> _Problem to solve_
Pictures should be excluded; otherwise, copy every entry exactly.
--------------------------------
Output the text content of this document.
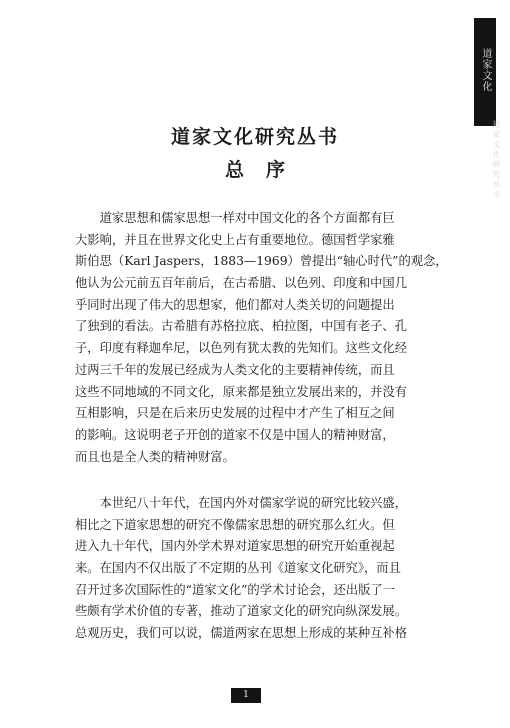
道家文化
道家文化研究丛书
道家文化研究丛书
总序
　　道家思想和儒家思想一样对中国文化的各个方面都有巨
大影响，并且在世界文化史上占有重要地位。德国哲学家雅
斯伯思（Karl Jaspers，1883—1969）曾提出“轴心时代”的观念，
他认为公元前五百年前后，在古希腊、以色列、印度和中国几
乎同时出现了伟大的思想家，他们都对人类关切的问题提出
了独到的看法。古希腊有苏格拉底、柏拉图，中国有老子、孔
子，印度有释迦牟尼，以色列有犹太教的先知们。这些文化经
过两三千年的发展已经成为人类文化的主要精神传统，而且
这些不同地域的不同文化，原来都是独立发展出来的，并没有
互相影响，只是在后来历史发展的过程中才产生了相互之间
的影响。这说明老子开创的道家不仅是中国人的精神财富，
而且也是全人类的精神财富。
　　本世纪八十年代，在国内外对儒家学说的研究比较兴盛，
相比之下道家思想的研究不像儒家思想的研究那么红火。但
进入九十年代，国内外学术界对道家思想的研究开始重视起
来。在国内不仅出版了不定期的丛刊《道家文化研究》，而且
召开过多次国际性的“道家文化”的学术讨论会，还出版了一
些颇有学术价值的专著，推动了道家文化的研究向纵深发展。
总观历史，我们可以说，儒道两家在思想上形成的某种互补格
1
--------------------------------
> _Result_
Output the text content of this document.
道家文化
道家文化研究丛书
道家文化研究丛书
总序
　　道家思想和儒家思想一样对中国文化的各个方面都有巨
大影响，并且在世界文化史上占有重要地位。德国哲学家雅
斯伯思（Karl Jaspers，1883—1969）曾提出“轴心时代”的观念，
他认为公元前五百年前后，在古希腊、以色列、印度和中国几
乎同时出现了伟大的思想家，他们都对人类关切的问题提出
了独到的看法。古希腊有苏格拉底、柏拉图，中国有老子、孔
子，印度有释迦牟尼，以色列有犹太教的先知们。这些文化经
过两三千年的发展已经成为人类文化的主要精神传统，而且
这些不同地域的不同文化，原来都是独立发展出来的，并没有
互相影响，只是在后来历史发展的过程中才产生了相互之间
的影响。这说明老子开创的道家不仅是中国人的精神财富，
而且也是全人类的精神财富。
　　本世纪八十年代，在国内外对儒家学说的研究比较兴盛，
相比之下道家思想的研究不像儒家思想的研究那么红火。但
进入九十年代，国内外学术界对道家思想的研究开始重视起
来。在国内不仅出版了不定期的丛刊《道家文化研究》，而且
召开过多次国际性的“道家文化”的学术讨论会，还出版了一
些颇有学术价值的专著，推动了道家文化的研究向纵深发展。
总观历史，我们可以说，儒道两家在思想上形成的某种互补格
1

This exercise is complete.